Exclude all pictures, then copy each of the records exactly as written.

* START Input *

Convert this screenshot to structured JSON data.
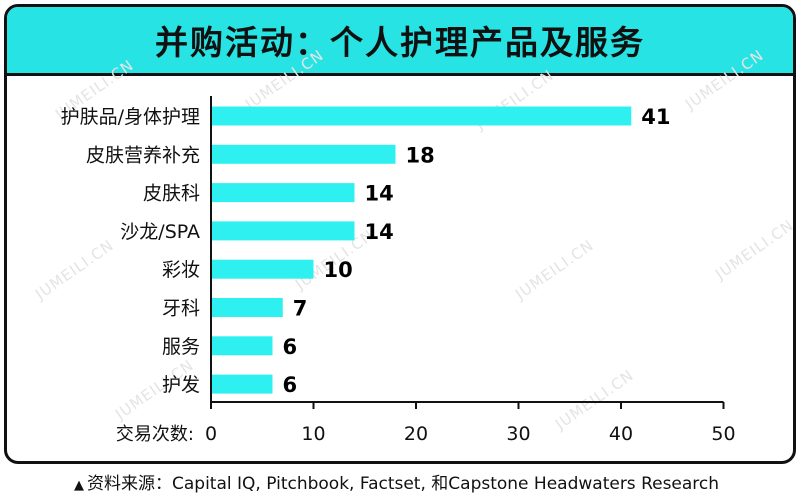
{
  "title": "并购活动：个人护理产品及服务",
  "source_text": "资料来源：Capital IQ, Pitchbook, Factset, 和Capstone Headwaters Research",
  "source_marker": "▲",
  "watermark": "JUMEILI.CN",
  "colors": {
    "accent": "#27e3e3",
    "bar": "#2ff0f0",
    "border": "#111111"
  },
  "chart_data": {
    "type": "bar",
    "orientation": "horizontal",
    "categories": [
      "护肤品/身体护理",
      "皮肤营养补充",
      "皮肤科",
      "沙龙/SPA",
      "彩妆",
      "牙科",
      "服务",
      "护发"
    ],
    "values": [
      41,
      18,
      14,
      14,
      10,
      7,
      6,
      6
    ],
    "xlabel": "交易次数:",
    "xlim": [
      0,
      50
    ],
    "xticks": [
      0,
      10,
      20,
      30,
      40,
      50
    ],
    "title": "并购活动：个人护理产品及服务",
    "data_labels": true,
    "grid": false
  }
}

* END Input *

= Response below =
Convert this screenshot to structured JSON data.
{
  "title": "并购活动：个人护理产品及服务",
  "source_text": "资料来源：Capital IQ, Pitchbook, Factset, 和Capstone Headwaters Research",
  "source_marker": "▲",
  "watermark": "JUMEILI.CN",
  "colors": {
    "accent": "#27e3e3",
    "bar": "#2ff0f0",
    "border": "#111111"
  },
  "chart_data": {
    "type": "bar",
    "orientation": "horizontal",
    "categories": [
      "护肤品/身体护理",
      "皮肤营养补充",
      "皮肤科",
      "沙龙/SPA",
      "彩妆",
      "牙科",
      "服务",
      "护发"
    ],
    "values": [
      41,
      18,
      14,
      14,
      10,
      7,
      6,
      6
    ],
    "xlabel": "交易次数:",
    "xlim": [
      0,
      50
    ],
    "xticks": [
      0,
      10,
      20,
      30,
      40,
      50
    ],
    "title": "并购活动：个人护理产品及服务",
    "data_labels": true,
    "grid": false
  }
}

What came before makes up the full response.